## [EXERCISE OBJECTIVE]
Make an exact copy of all the entries, with the pictures left out.

— BEGIN EXTRACTED RECORDS —

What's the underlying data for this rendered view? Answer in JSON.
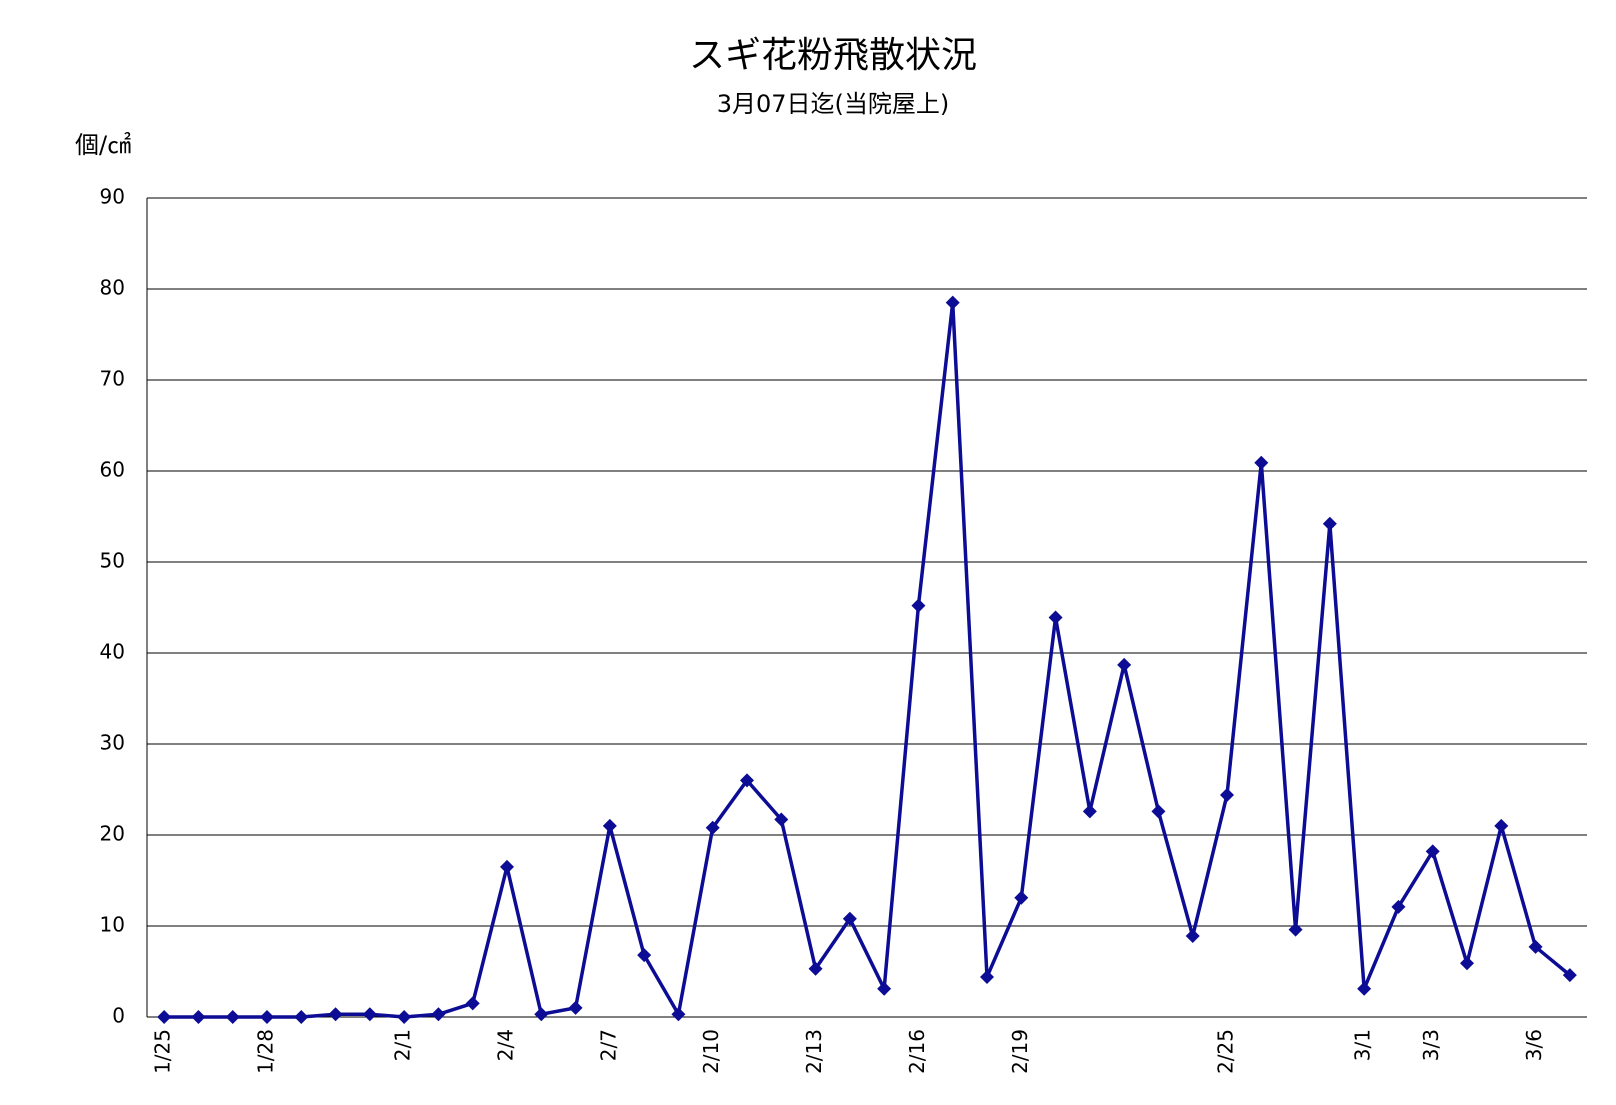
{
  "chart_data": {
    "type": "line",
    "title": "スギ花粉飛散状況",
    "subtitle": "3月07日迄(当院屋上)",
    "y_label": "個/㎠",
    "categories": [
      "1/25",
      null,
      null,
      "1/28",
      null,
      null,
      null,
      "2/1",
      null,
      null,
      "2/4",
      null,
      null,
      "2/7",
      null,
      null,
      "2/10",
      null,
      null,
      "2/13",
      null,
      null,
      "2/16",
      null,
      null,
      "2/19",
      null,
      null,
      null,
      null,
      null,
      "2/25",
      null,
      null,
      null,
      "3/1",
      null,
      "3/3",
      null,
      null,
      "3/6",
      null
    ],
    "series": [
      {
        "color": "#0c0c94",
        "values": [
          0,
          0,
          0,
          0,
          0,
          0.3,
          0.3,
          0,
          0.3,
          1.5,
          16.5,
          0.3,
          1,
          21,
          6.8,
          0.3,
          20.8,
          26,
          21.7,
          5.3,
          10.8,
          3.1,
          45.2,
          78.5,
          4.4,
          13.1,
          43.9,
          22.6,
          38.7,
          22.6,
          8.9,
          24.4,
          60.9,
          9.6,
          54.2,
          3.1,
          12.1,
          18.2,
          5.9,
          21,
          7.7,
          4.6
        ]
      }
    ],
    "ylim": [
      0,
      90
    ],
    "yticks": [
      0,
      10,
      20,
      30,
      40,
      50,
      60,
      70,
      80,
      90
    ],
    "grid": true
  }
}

— END EXTRACTED RECORDS —

## [WORKED ANSWER]
What's the underlying data for this rendered view? Answer in JSON.
{
  "chart_data": {
    "type": "line",
    "title": "スギ花粉飛散状況",
    "subtitle": "3月07日迄(当院屋上)",
    "y_label": "個/㎠",
    "categories": [
      "1/25",
      null,
      null,
      "1/28",
      null,
      null,
      null,
      "2/1",
      null,
      null,
      "2/4",
      null,
      null,
      "2/7",
      null,
      null,
      "2/10",
      null,
      null,
      "2/13",
      null,
      null,
      "2/16",
      null,
      null,
      "2/19",
      null,
      null,
      null,
      null,
      null,
      "2/25",
      null,
      null,
      null,
      "3/1",
      null,
      "3/3",
      null,
      null,
      "3/6",
      null
    ],
    "series": [
      {
        "color": "#0c0c94",
        "values": [
          0,
          0,
          0,
          0,
          0,
          0.3,
          0.3,
          0,
          0.3,
          1.5,
          16.5,
          0.3,
          1,
          21,
          6.8,
          0.3,
          20.8,
          26,
          21.7,
          5.3,
          10.8,
          3.1,
          45.2,
          78.5,
          4.4,
          13.1,
          43.9,
          22.6,
          38.7,
          22.6,
          8.9,
          24.4,
          60.9,
          9.6,
          54.2,
          3.1,
          12.1,
          18.2,
          5.9,
          21,
          7.7,
          4.6
        ]
      }
    ],
    "ylim": [
      0,
      90
    ],
    "yticks": [
      0,
      10,
      20,
      30,
      40,
      50,
      60,
      70,
      80,
      90
    ],
    "grid": true
  }
}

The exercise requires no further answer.